## [YOUR TASK]
For the copy, please give all of the data again exactly and leave the pictures out.

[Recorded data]
++++++++

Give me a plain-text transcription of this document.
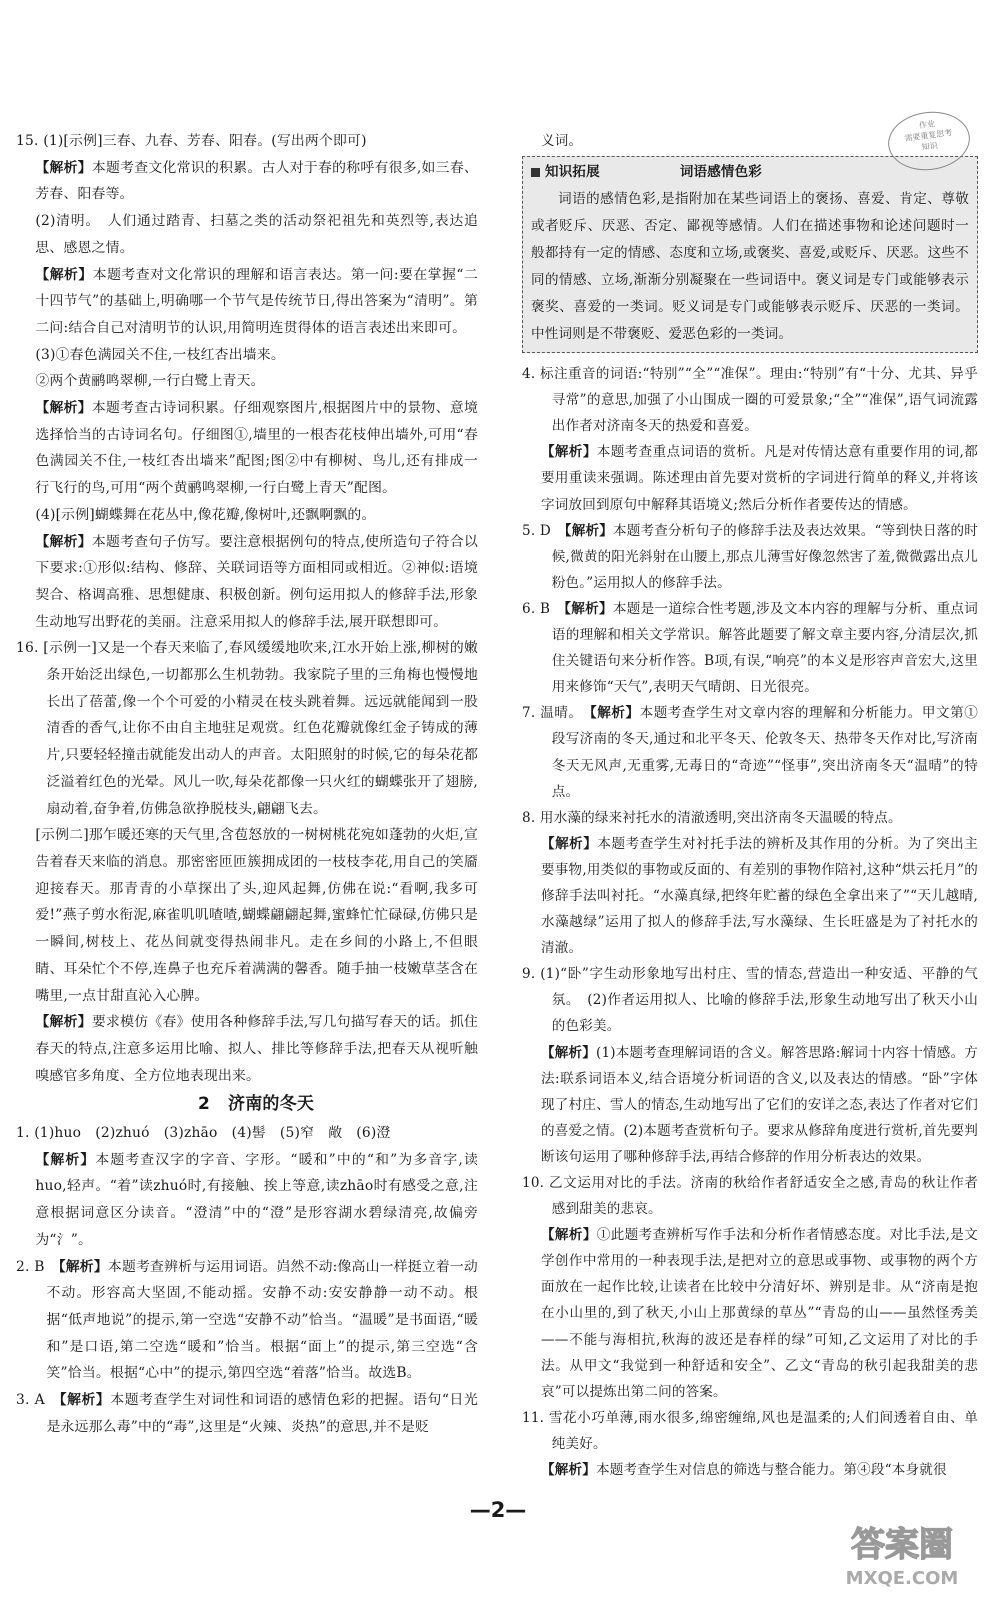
15. (1)[示例]三春、九春、芳春、阳春。(写出两个即可)

【解析】本题考查文化常识的积累。古人对于春的称呼有很多,如三春、芳春、阳春等。

(2)清明。　人们通过踏青、扫墓之类的活动祭祀祖先和英烈等,表达追思、感恩之情。

【解析】本题考查对文化常识的理解和语言表达。第一问:要在掌握“二十四节气”的基础上,明确哪一个节气是传统节日,得出答案为“清明”。第二问:结合自己对清明节的认识,用简明连贯得体的语言表述出来即可。

(3)①春色满园关不住,一枝红杏出墙来。

②两个黄鹂鸣翠柳,一行白鹭上青天。

【解析】本题考查古诗词积累。仔细观察图片,根据图片中的景物、意境选择恰当的古诗词名句。仔细图①,墙里的一根杏花枝伸出墙外,可用“春色满园关不住,一枝红杏出墙来”配图;图②中有柳树、鸟儿,还有排成一行飞行的鸟,可用“两个黄鹂鸣翠柳,一行白鹭上青天”配图。

(4)[示例]蝴蝶舞在花丛中,像花瓣,像树叶,还飘啊飘的。

【解析】本题考查句子仿写。要注意根据例句的特点,使所造句子符合以下要求:①形似:结构、修辞、关联词语等方面相同或相近。②神似:语境契合、格调高雅、思想健康、积极创新。例句运用拟人的修辞手法,形象生动地写出野花的美丽。注意采用拟人的修辞手法,展开联想即可。

16. [示例一]又是一个春天来临了,春风缓缓地吹来,江水开始上涨,柳树的嫩条开始泛出绿色,一切都那么生机勃勃。我家院子里的三角梅也慢慢地长出了蓓蕾,像一个个可爱的小精灵在枝头跳着舞。远远就能闻到一股清香的香气,让你不由自主地驻足观赏。红色花瓣就像红金子铸成的薄片,只要轻轻撞击就能发出动人的声音。太阳照射的时候,它的每朵花都泛溢着红色的光晕。风儿一吹,每朵花都像一只火红的蝴蝶张开了翅膀,扇动着,奋争着,仿佛急欲挣脱枝头,翩翩飞去。

[示例二]那乍暖还寒的天气里,含苞怒放的一树树桃花宛如蓬勃的火炬,宣告着春天来临的消息。那密密匝匝簇拥成团的一枝枝李花,用自己的笑靥迎接春天。那青青的小草探出了头,迎风起舞,仿佛在说:“看啊,我多可爱!”燕子剪水衔泥,麻雀叽叽喳喳,蝴蝶翩翩起舞,蜜蜂忙忙碌碌,仿佛只是一瞬间,树枝上、花丛间就变得热闹非凡。走在乡间的小路上,不但眼睛、耳朵忙个不停,连鼻子也充斥着满满的馨香。随手抽一枝嫩草茎含在嘴里,一点甘甜直沁入心脾。

【解析】要求模仿《春》使用各种修辞手法,写几句描写春天的话。抓住春天的特点,注意多运用比喻、拟人、排比等修辞手法,把春天从视听触嗅感官多角度、全方位地表现出来。

2 济南的冬天

1. (1)huo　(2)zhuó　(3)zhāo　(4)髻　(5)窄　敞　(6)澄

【解析】本题考查汉字的字音、字形。“暖和”中的“和”为多音字,读huo,轻声。“着”读zhuó时,有接触、挨上等意,读zhāo时有感受之意,注意根据词意区分读音。“澄清”中的“澄”是形容湖水碧绿清亮,故偏旁为“氵”。

2. B　【解析】本题考查辨析与运用词语。岿然不动:像高山一样挺立着一动不动。形容高大坚固,不能动摇。安静不动:安安静静一动不动。根据“低声地说”的提示,第一空选“安静不动”恰当。“温暖”是书面语,“暖和”是口语,第二空选“暖和”恰当。根据“面上”的提示,第三空选“含笑”恰当。根据“心中”的提示,第四空选“着落”恰当。故选B。

3. A　【解析】本题考查学生对词性和词语的感情色彩的把握。语句“日光是永远那么毒”中的“毒”,这里是“火辣、炎热”的意思,并不是贬

义词。

知识拓展	词语感情色彩

词语的感情色彩,是指附加在某些词语上的褒扬、喜爱、肯定、尊敬或者贬斥、厌恶、否定、鄙视等感情。人们在描述事物和论述问题时一般都持有一定的情感、态度和立场,或褒奖、喜爱,或贬斥、厌恶。这些不同的情感、立场,渐渐分别凝聚在一些词语中。褒义词是专门或能够表示褒奖、喜爱的一类词。贬义词是专门或能够表示贬斥、厌恶的一类词。中性词则是不带褒贬、爱恶色彩的一类词。

4. 标注重音的词语:“特别”“全”“准保”。理由:“特别”有“十分、尤其、异乎寻常”的意思,加强了小山围成一圈的可爱景象;“全”“准保”,语气词流露出作者对济南冬天的热爱和喜爱。

【解析】本题考查重点词语的赏析。凡是对传情达意有重要作用的词,都要用重读来强调。陈述理由首先要对赏析的字词进行简单的释义,并将该字词放回到原句中解释其语境义;然后分析作者要传达的情感。

5. D　【解析】本题考查分析句子的修辞手法及表达效果。“等到快日落的时候,微黄的阳光斜射在山腰上,那点儿薄雪好像忽然害了羞,微微露出点儿粉色。”运用拟人的修辞手法。

6. B　【解析】本题是一道综合性考题,涉及文本内容的理解与分析、重点词语的理解和相关文学常识。解答此题要了解文章主要内容,分清层次,抓住关键语句来分析作答。B项,有误,“响亮”的本义是形容声音宏大,这里用来修饰“天气”,表明天气晴朗、日光很亮。

7. 温晴。　【解析】本题考查学生对文章内容的理解和分析能力。甲文第①段写济南的冬天,通过和北平冬天、伦敦冬天、热带冬天作对比,写济南冬天无风声,无重雾,无毒日的“奇迹”“怪事”,突出济南冬天“温晴”的特点。

8. 用水藻的绿来衬托水的清澈透明,突出济南冬天温暖的特点。

【解析】本题考查学生对衬托手法的辨析及其作用的分析。为了突出主要事物,用类似的事物或反面的、有差别的事物作陪衬,这种“烘云托月”的修辞手法叫衬托。“水藻真绿,把终年贮蓄的绿色全拿出来了”“天儿越晴,水藻越绿”运用了拟人的修辞手法,写水藻绿、生长旺盛是为了衬托水的清澈。

9. (1)“卧”字生动形象地写出村庄、雪的情态,营造出一种安适、平静的气氛。　(2)作者运用拟人、比喻的修辞手法,形象生动地写出了秋天小山的色彩美。

【解析】(1)本题考查理解词语的含义。解答思路:解词十内容十情感。方法:联系词语本义,结合语境分析词语的含义,以及表达的情感。“卧”字体现了村庄、雪人的情态,生动地写出了它们的安详之态,表达了作者对它们的喜爱之情。(2)本题考查赏析句子。要求从修辞角度进行赏析,首先要判断该句运用了哪种修辞手法,再结合修辞的作用分析表达的效果。

10. 乙文运用对比的手法。济南的秋给作者舒适安全之感,青岛的秋让作者感到甜美的悲哀。

【解析】①此题考查辨析写作手法和分析作者情感态度。对比手法,是文学创作中常用的一种表现手法,是把对立的意思或事物、或事物的两个方面放在一起作比较,让读者在比较中分清好坏、辨别是非。从“济南是抱在小山里的,到了秋天,小山上那黄绿的草丛”“青岛的山——虽然怪秀美——不能与海相抗,秋海的波还是春样的绿”可知,乙文运用了对比的手法。从甲文“我觉到一种舒适和安全”、乙文“青岛的秋引起我甜美的悲哀”可以提炼出第二问的答案。

11. 雪花小巧单薄,雨水很多,绵密缠绵,风也是温柔的;人们间透着自由、单纯美好。

【解析】本题考查学生对信息的筛选与整合能力。第④段“本身就很

作业
需要重复思考
知识
—2—
答案圈
MXQE.COM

++++++++

## [WRITTEN RESPONSE]
Give me a plain-text transcription of this document.
15. (1)[示例]三春、九春、芳春、阳春。(写出两个即可)

【解析】本题考查文化常识的积累。古人对于春的称呼有很多,如三春、芳春、阳春等。

(2)清明。　人们通过踏青、扫墓之类的活动祭祀祖先和英烈等,表达追思、感恩之情。

【解析】本题考查对文化常识的理解和语言表达。第一问:要在掌握“二十四节气”的基础上,明确哪一个节气是传统节日,得出答案为“清明”。第二问:结合自己对清明节的认识,用简明连贯得体的语言表述出来即可。

(3)①春色满园关不住,一枝红杏出墙来。

②两个黄鹂鸣翠柳,一行白鹭上青天。

【解析】本题考查古诗词积累。仔细观察图片,根据图片中的景物、意境选择恰当的古诗词名句。仔细图①,墙里的一根杏花枝伸出墙外,可用“春色满园关不住,一枝红杏出墙来”配图;图②中有柳树、鸟儿,还有排成一行飞行的鸟,可用“两个黄鹂鸣翠柳,一行白鹭上青天”配图。

(4)[示例]蝴蝶舞在花丛中,像花瓣,像树叶,还飘啊飘的。

【解析】本题考查句子仿写。要注意根据例句的特点,使所造句子符合以下要求:①形似:结构、修辞、关联词语等方面相同或相近。②神似:语境契合、格调高雅、思想健康、积极创新。例句运用拟人的修辞手法,形象生动地写出野花的美丽。注意采用拟人的修辞手法,展开联想即可。

16. [示例一]又是一个春天来临了,春风缓缓地吹来,江水开始上涨,柳树的嫩条开始泛出绿色,一切都那么生机勃勃。我家院子里的三角梅也慢慢地长出了蓓蕾,像一个个可爱的小精灵在枝头跳着舞。远远就能闻到一股清香的香气,让你不由自主地驻足观赏。红色花瓣就像红金子铸成的薄片,只要轻轻撞击就能发出动人的声音。太阳照射的时候,它的每朵花都泛溢着红色的光晕。风儿一吹,每朵花都像一只火红的蝴蝶张开了翅膀,扇动着,奋争着,仿佛急欲挣脱枝头,翩翩飞去。

[示例二]那乍暖还寒的天气里,含苞怒放的一树树桃花宛如蓬勃的火炬,宣告着春天来临的消息。那密密匝匝簇拥成团的一枝枝李花,用自己的笑靥迎接春天。那青青的小草探出了头,迎风起舞,仿佛在说:“看啊,我多可爱!”燕子剪水衔泥,麻雀叽叽喳喳,蝴蝶翩翩起舞,蜜蜂忙忙碌碌,仿佛只是一瞬间,树枝上、花丛间就变得热闹非凡。走在乡间的小路上,不但眼睛、耳朵忙个不停,连鼻子也充斥着满满的馨香。随手抽一枝嫩草茎含在嘴里,一点甘甜直沁入心脾。

【解析】要求模仿《春》使用各种修辞手法,写几句描写春天的话。抓住春天的特点,注意多运用比喻、拟人、排比等修辞手法,把春天从视听触嗅感官多角度、全方位地表现出来。

2 济南的冬天

1. (1)huo　(2)zhuó　(3)zhāo　(4)髻　(5)窄　敞　(6)澄

【解析】本题考查汉字的字音、字形。“暖和”中的“和”为多音字,读huo,轻声。“着”读zhuó时,有接触、挨上等意,读zhāo时有感受之意,注意根据词意区分读音。“澄清”中的“澄”是形容湖水碧绿清亮,故偏旁为“氵”。

2. B　【解析】本题考查辨析与运用词语。岿然不动:像高山一样挺立着一动不动。形容高大坚固,不能动摇。安静不动:安安静静一动不动。根据“低声地说”的提示,第一空选“安静不动”恰当。“温暖”是书面语,“暖和”是口语,第二空选“暖和”恰当。根据“面上”的提示,第三空选“含笑”恰当。根据“心中”的提示,第四空选“着落”恰当。故选B。

3. A　【解析】本题考查学生对词性和词语的感情色彩的把握。语句“日光是永远那么毒”中的“毒”,这里是“火辣、炎热”的意思,并不是贬

义词。

知识拓展	词语感情色彩

词语的感情色彩,是指附加在某些词语上的褒扬、喜爱、肯定、尊敬或者贬斥、厌恶、否定、鄙视等感情。人们在描述事物和论述问题时一般都持有一定的情感、态度和立场,或褒奖、喜爱,或贬斥、厌恶。这些不同的情感、立场,渐渐分别凝聚在一些词语中。褒义词是专门或能够表示褒奖、喜爱的一类词。贬义词是专门或能够表示贬斥、厌恶的一类词。中性词则是不带褒贬、爱恶色彩的一类词。

4. 标注重音的词语:“特别”“全”“准保”。理由:“特别”有“十分、尤其、异乎寻常”的意思,加强了小山围成一圈的可爱景象;“全”“准保”,语气词流露出作者对济南冬天的热爱和喜爱。

【解析】本题考查重点词语的赏析。凡是对传情达意有重要作用的词,都要用重读来强调。陈述理由首先要对赏析的字词进行简单的释义,并将该字词放回到原句中解释其语境义;然后分析作者要传达的情感。

5. D　【解析】本题考查分析句子的修辞手法及表达效果。“等到快日落的时候,微黄的阳光斜射在山腰上,那点儿薄雪好像忽然害了羞,微微露出点儿粉色。”运用拟人的修辞手法。

6. B　【解析】本题是一道综合性考题,涉及文本内容的理解与分析、重点词语的理解和相关文学常识。解答此题要了解文章主要内容,分清层次,抓住关键语句来分析作答。B项,有误,“响亮”的本义是形容声音宏大,这里用来修饰“天气”,表明天气晴朗、日光很亮。

7. 温晴。　【解析】本题考查学生对文章内容的理解和分析能力。甲文第①段写济南的冬天,通过和北平冬天、伦敦冬天、热带冬天作对比,写济南冬天无风声,无重雾,无毒日的“奇迹”“怪事”,突出济南冬天“温晴”的特点。

8. 用水藻的绿来衬托水的清澈透明,突出济南冬天温暖的特点。

【解析】本题考查学生对衬托手法的辨析及其作用的分析。为了突出主要事物,用类似的事物或反面的、有差别的事物作陪衬,这种“烘云托月”的修辞手法叫衬托。“水藻真绿,把终年贮蓄的绿色全拿出来了”“天儿越晴,水藻越绿”运用了拟人的修辞手法,写水藻绿、生长旺盛是为了衬托水的清澈。

9. (1)“卧”字生动形象地写出村庄、雪的情态,营造出一种安适、平静的气氛。　(2)作者运用拟人、比喻的修辞手法,形象生动地写出了秋天小山的色彩美。

【解析】(1)本题考查理解词语的含义。解答思路:解词十内容十情感。方法:联系词语本义,结合语境分析词语的含义,以及表达的情感。“卧”字体现了村庄、雪人的情态,生动地写出了它们的安详之态,表达了作者对它们的喜爱之情。(2)本题考查赏析句子。要求从修辞角度进行赏析,首先要判断该句运用了哪种修辞手法,再结合修辞的作用分析表达的效果。

10. 乙文运用对比的手法。济南的秋给作者舒适安全之感,青岛的秋让作者感到甜美的悲哀。

【解析】①此题考查辨析写作手法和分析作者情感态度。对比手法,是文学创作中常用的一种表现手法,是把对立的意思或事物、或事物的两个方面放在一起作比较,让读者在比较中分清好坏、辨别是非。从“济南是抱在小山里的,到了秋天,小山上那黄绿的草丛”“青岛的山——虽然怪秀美——不能与海相抗,秋海的波还是春样的绿”可知,乙文运用了对比的手法。从甲文“我觉到一种舒适和安全”、乙文“青岛的秋引起我甜美的悲哀”可以提炼出第二问的答案。

11. 雪花小巧单薄,雨水很多,绵密缠绵,风也是温柔的;人们间透着自由、单纯美好。

【解析】本题考查学生对信息的筛选与整合能力。第④段“本身就很

作业
需要重复思考
知识
—2—
答案圈
MXQE.COM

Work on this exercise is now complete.